■ GIVEN EXERCISE: Reproduce the records below with every occurrence of "headline" swapped for "heading", keeping everything else unchanged. Leave the pictures out of your answer.

■ INPUT ROWS:
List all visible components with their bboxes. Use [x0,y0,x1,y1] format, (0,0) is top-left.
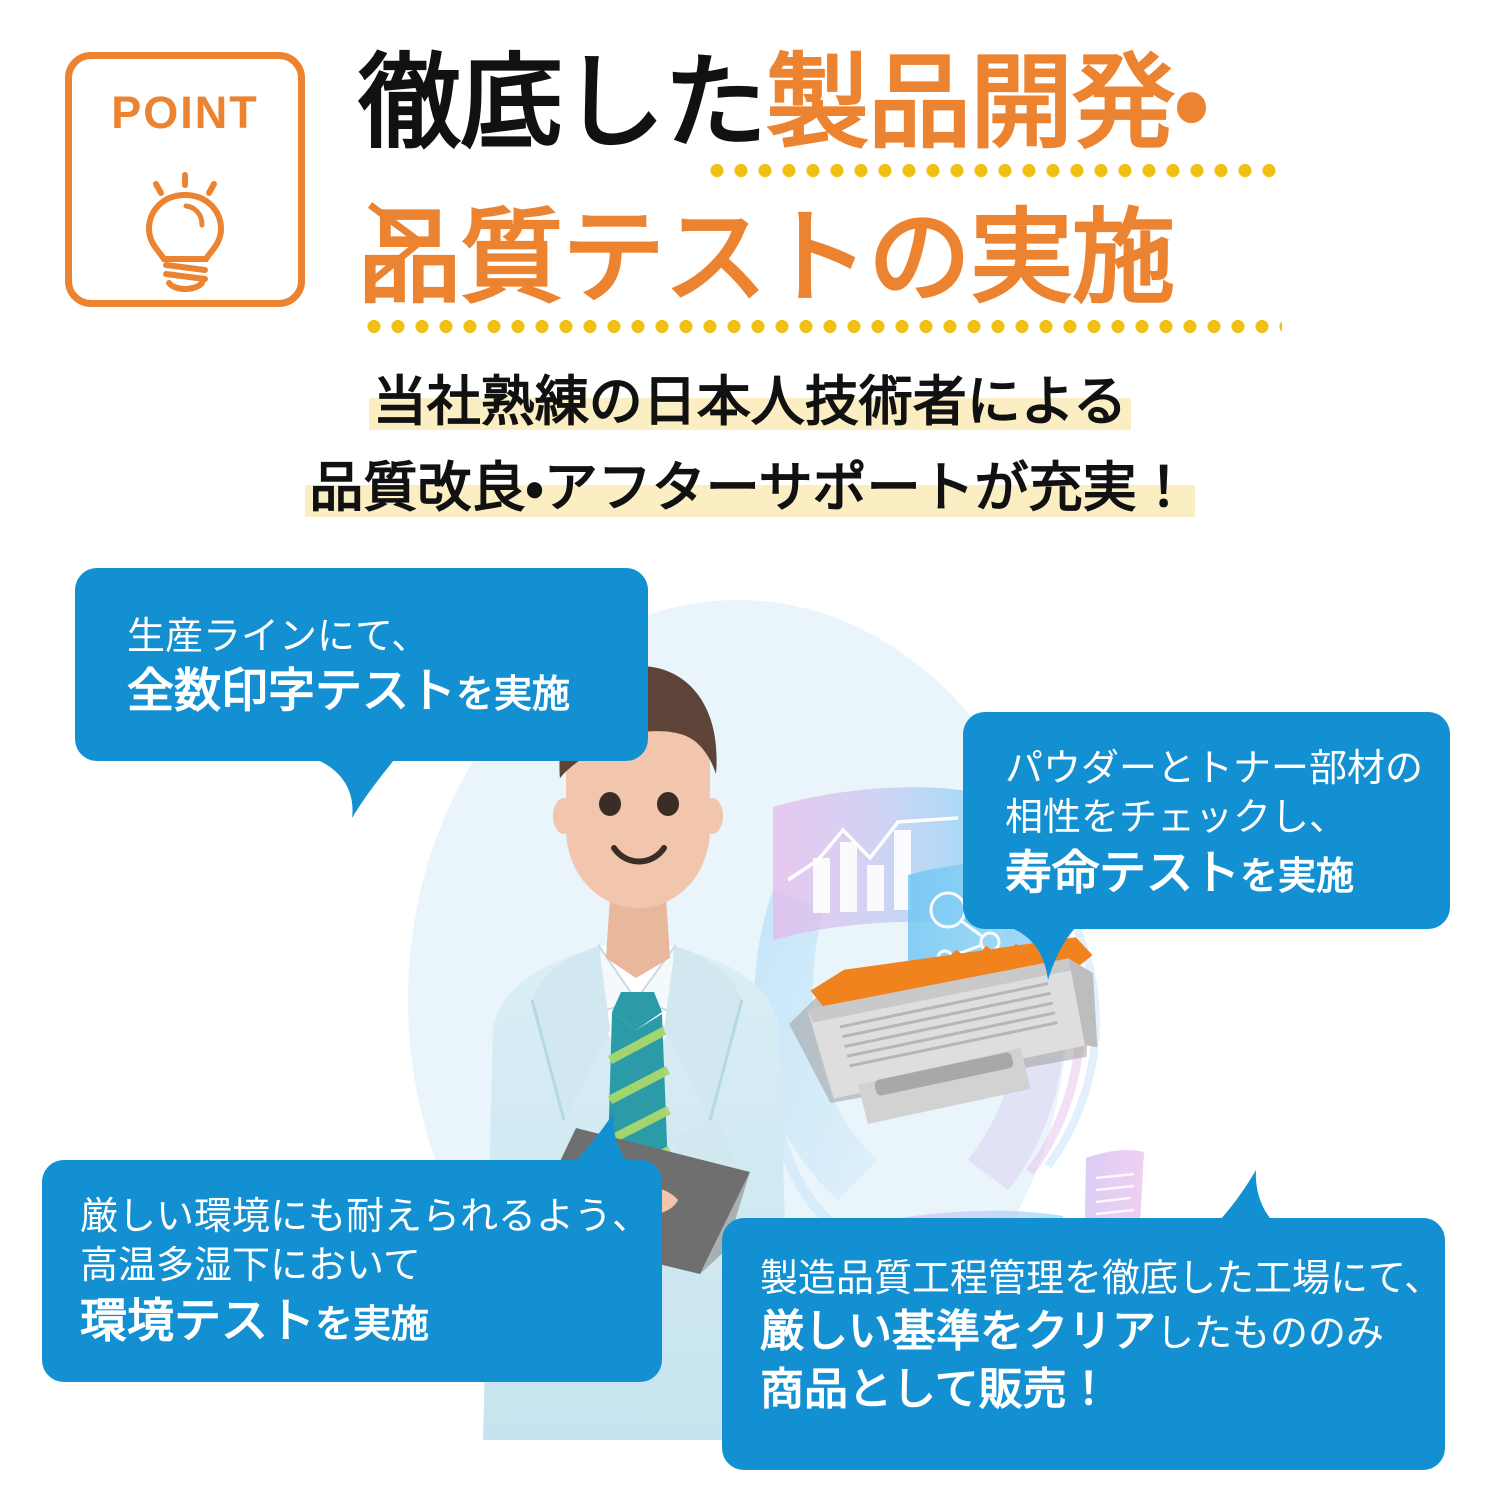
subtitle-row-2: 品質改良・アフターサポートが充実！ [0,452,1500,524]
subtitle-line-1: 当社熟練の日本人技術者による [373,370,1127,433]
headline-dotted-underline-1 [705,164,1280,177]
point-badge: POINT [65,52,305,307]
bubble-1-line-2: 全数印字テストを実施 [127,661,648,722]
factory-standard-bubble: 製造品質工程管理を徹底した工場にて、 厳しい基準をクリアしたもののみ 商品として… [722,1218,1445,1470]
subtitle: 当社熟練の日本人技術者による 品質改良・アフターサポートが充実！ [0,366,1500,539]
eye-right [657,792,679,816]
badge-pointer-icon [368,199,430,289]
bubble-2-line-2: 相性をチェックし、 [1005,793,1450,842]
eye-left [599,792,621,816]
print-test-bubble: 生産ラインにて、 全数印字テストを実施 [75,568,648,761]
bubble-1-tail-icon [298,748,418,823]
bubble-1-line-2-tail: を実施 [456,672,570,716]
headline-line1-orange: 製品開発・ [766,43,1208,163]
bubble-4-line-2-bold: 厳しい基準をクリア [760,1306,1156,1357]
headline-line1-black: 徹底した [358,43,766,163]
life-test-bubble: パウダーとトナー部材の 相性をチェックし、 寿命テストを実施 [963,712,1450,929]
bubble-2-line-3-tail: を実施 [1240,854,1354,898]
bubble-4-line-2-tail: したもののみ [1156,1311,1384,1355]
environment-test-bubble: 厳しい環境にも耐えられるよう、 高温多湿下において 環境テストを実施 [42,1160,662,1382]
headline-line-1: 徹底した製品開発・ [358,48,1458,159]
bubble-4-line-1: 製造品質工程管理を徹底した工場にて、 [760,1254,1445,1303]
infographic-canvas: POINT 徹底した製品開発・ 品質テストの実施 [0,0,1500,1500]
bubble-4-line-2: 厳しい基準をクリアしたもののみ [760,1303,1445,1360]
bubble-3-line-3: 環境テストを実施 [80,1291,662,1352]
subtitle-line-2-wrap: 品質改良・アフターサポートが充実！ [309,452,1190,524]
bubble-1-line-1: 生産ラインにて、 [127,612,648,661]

■ ANSWER FOR THIS EXERCISE:
List all visible components with their bboxes. Use [x0,y0,x1,y1] format, (0,0) is top-left.
subtitle-row-2: 品質改良・アフターサポートが充実！ [0,452,1500,524]
subtitle-line-1: 当社熟練の日本人技術者による [373,370,1127,433]
heading-dotted-underline-1 [705,164,1280,177]
point-badge: POINT [65,52,305,307]
bubble-1-line-2: 全数印字テストを実施 [127,661,648,722]
factory-standard-bubble: 製造品質工程管理を徹底した工場にて、 厳しい基準をクリアしたもののみ 商品として… [722,1218,1445,1470]
subtitle: 当社熟練の日本人技術者による 品質改良・アフターサポートが充実！ [0,366,1500,539]
eye-right [657,792,679,816]
badge-pointer-icon [368,199,430,289]
bubble-2-line-2: 相性をチェックし、 [1005,793,1450,842]
eye-left [599,792,621,816]
print-test-bubble: 生産ラインにて、 全数印字テストを実施 [75,568,648,761]
bubble-1-tail-icon [298,748,418,823]
bubble-1-line-2-tail: を実施 [456,672,570,716]
heading-line1-orange: 製品開発・ [766,43,1208,163]
bubble-4-line-2-bold: 厳しい基準をクリア [760,1306,1156,1357]
heading-line1-black: 徹底した [358,43,766,163]
life-test-bubble: パウダーとトナー部材の 相性をチェックし、 寿命テストを実施 [963,712,1450,929]
bubble-2-line-3-tail: を実施 [1240,854,1354,898]
bubble-4-line-2-tail: したもののみ [1156,1311,1384,1355]
environment-test-bubble: 厳しい環境にも耐えられるよう、 高温多湿下において 環境テストを実施 [42,1160,662,1382]
heading-line-1: 徹底した製品開発・ [358,48,1458,159]
bubble-4-line-1: 製造品質工程管理を徹底した工場にて、 [760,1254,1445,1303]
infographic-canvas: POINT 徹底した製品開発・ 品質テストの実施 [0,0,1500,1500]
bubble-4-line-2: 厳しい基準をクリアしたもののみ [760,1303,1445,1360]
bubble-3-line-3: 環境テストを実施 [80,1291,662,1352]
subtitle-line-2-wrap: 品質改良・アフターサポートが充実！ [309,452,1190,524]
bubble-1-line-1: 生産ラインにて、 [127,612,648,661]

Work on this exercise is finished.